WHAT THIS TASK INVOLVES =
Retype all the entries word for word, but omit the pictures.
----- RECORDS FOR PROCESSING
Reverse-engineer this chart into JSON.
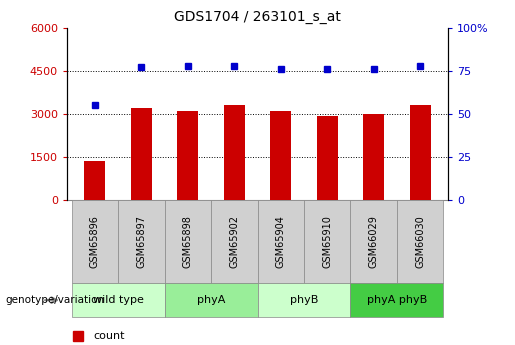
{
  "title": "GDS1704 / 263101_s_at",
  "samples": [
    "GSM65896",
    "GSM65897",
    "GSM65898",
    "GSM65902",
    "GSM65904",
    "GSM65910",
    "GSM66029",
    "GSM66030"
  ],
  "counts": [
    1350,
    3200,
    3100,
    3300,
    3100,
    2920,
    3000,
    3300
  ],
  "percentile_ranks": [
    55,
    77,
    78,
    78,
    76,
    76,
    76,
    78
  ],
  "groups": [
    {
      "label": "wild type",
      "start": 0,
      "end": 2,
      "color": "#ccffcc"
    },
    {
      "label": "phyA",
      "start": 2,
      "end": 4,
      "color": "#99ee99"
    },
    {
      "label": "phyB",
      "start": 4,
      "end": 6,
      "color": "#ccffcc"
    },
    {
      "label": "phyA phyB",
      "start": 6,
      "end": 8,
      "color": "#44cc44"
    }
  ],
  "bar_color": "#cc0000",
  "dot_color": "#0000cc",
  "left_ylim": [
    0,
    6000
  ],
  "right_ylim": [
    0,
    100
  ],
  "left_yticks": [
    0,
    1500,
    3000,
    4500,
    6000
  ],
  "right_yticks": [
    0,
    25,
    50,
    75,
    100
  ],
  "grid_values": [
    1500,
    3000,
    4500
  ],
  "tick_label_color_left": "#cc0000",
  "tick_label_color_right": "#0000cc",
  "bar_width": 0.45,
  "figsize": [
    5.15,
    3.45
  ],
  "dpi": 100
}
----------
REPLY =
Reverse-engineer this chart into JSON.
{
  "title": "GDS1704 / 263101_s_at",
  "samples": [
    "GSM65896",
    "GSM65897",
    "GSM65898",
    "GSM65902",
    "GSM65904",
    "GSM65910",
    "GSM66029",
    "GSM66030"
  ],
  "counts": [
    1350,
    3200,
    3100,
    3300,
    3100,
    2920,
    3000,
    3300
  ],
  "percentile_ranks": [
    55,
    77,
    78,
    78,
    76,
    76,
    76,
    78
  ],
  "groups": [
    {
      "label": "wild type",
      "start": 0,
      "end": 2,
      "color": "#ccffcc"
    },
    {
      "label": "phyA",
      "start": 2,
      "end": 4,
      "color": "#99ee99"
    },
    {
      "label": "phyB",
      "start": 4,
      "end": 6,
      "color": "#ccffcc"
    },
    {
      "label": "phyA phyB",
      "start": 6,
      "end": 8,
      "color": "#44cc44"
    }
  ],
  "bar_color": "#cc0000",
  "dot_color": "#0000cc",
  "left_ylim": [
    0,
    6000
  ],
  "right_ylim": [
    0,
    100
  ],
  "left_yticks": [
    0,
    1500,
    3000,
    4500,
    6000
  ],
  "right_yticks": [
    0,
    25,
    50,
    75,
    100
  ],
  "grid_values": [
    1500,
    3000,
    4500
  ],
  "tick_label_color_left": "#cc0000",
  "tick_label_color_right": "#0000cc",
  "bar_width": 0.45,
  "figsize": [
    5.15,
    3.45
  ],
  "dpi": 100
}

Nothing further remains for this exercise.